Return every one of the lines below verbatim, without changing a single character.

# THE DATA start

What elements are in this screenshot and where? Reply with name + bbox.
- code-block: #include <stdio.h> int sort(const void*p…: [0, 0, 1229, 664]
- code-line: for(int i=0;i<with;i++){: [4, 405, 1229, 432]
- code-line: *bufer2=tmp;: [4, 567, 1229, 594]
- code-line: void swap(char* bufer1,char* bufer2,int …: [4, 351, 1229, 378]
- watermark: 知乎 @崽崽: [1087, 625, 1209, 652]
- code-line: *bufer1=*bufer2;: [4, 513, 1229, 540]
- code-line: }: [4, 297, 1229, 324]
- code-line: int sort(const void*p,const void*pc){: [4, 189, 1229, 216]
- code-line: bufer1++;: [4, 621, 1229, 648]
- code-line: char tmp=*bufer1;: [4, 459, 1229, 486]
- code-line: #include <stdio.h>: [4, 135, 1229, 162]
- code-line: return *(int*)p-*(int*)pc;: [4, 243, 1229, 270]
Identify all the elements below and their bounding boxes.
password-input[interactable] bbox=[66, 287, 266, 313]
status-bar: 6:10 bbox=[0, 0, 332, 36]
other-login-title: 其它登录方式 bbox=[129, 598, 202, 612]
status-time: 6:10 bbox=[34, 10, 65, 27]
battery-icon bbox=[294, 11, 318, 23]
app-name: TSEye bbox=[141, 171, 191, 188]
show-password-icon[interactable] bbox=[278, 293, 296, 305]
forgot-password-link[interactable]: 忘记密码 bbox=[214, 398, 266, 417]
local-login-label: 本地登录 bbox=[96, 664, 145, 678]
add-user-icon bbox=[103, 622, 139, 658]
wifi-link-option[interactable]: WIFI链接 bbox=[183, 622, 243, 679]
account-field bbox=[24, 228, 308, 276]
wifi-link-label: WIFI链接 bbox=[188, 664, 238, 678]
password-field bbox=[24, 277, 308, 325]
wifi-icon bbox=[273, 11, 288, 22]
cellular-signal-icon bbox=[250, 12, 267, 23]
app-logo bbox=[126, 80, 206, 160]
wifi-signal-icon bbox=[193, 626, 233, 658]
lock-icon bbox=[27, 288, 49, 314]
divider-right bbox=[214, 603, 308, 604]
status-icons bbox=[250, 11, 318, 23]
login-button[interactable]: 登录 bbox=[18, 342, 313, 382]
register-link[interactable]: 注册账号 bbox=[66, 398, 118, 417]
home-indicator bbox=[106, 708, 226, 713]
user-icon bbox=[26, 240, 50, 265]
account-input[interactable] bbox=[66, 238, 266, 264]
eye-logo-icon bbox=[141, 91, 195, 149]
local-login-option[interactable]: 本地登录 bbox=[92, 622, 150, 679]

# THE DATA end

- RESPONSE TO THIS EXERCISE -
What elements are in this screenshot and where? Reply with name + bbox.
- code-block: #include <stdio.h> int sort(const void*p…: [0, 0, 1229, 664]
- code-line: for(int i=0;i<with;i++){: [4, 405, 1229, 432]
- code-line: *bufer2=tmp;: [4, 567, 1229, 594]
- code-line: void swap(char* bufer1,char* bufer2,int …: [4, 351, 1229, 378]
- watermark: 知乎 @崽崽: [1087, 625, 1209, 652]
- code-line: *bufer1=*bufer2;: [4, 513, 1229, 540]
- code-line: }: [4, 297, 1229, 324]
- code-line: int sort(const void*p,const void*pc){: [4, 189, 1229, 216]
- code-line: bufer1++;: [4, 621, 1229, 648]
- code-line: char tmp=*bufer1;: [4, 459, 1229, 486]
- code-line: #include <stdio.h>: [4, 135, 1229, 162]
- code-line: return *(int*)p-*(int*)pc;: [4, 243, 1229, 270]
Identify all the elements below and their bounding boxes.
password-input[interactable] bbox=[66, 287, 266, 313]
status-bar: 6:10 bbox=[0, 0, 332, 36]
other-login-title: 其它登录方式 bbox=[129, 598, 202, 612]
status-time: 6:10 bbox=[34, 10, 65, 27]
battery-icon bbox=[294, 11, 318, 23]
app-name: TSEye bbox=[141, 171, 191, 188]
show-password-icon[interactable] bbox=[278, 293, 296, 305]
forgot-password-link[interactable]: 忘记密码 bbox=[214, 398, 266, 417]
local-login-label: 本地登录 bbox=[96, 664, 145, 678]
add-user-icon bbox=[103, 622, 139, 658]
wifi-link-option[interactable]: WIFI链接 bbox=[183, 622, 243, 679]
account-field bbox=[24, 228, 308, 276]
wifi-link-label: WIFI链接 bbox=[188, 664, 238, 678]
password-field bbox=[24, 277, 308, 325]
wifi-icon bbox=[273, 11, 288, 22]
cellular-signal-icon bbox=[250, 12, 267, 23]
app-logo bbox=[126, 80, 206, 160]
wifi-signal-icon bbox=[193, 626, 233, 658]
lock-icon bbox=[27, 288, 49, 314]
divider-right bbox=[214, 603, 308, 604]
status-icons bbox=[250, 11, 318, 23]
login-button[interactable]: 登录 bbox=[18, 342, 313, 382]
register-link[interactable]: 注册账号 bbox=[66, 398, 118, 417]
home-indicator bbox=[106, 708, 226, 713]
user-icon bbox=[26, 240, 50, 265]
account-input[interactable] bbox=[66, 238, 266, 264]
eye-logo-icon bbox=[141, 91, 195, 149]
local-login-option[interactable]: 本地登录 bbox=[92, 622, 150, 679]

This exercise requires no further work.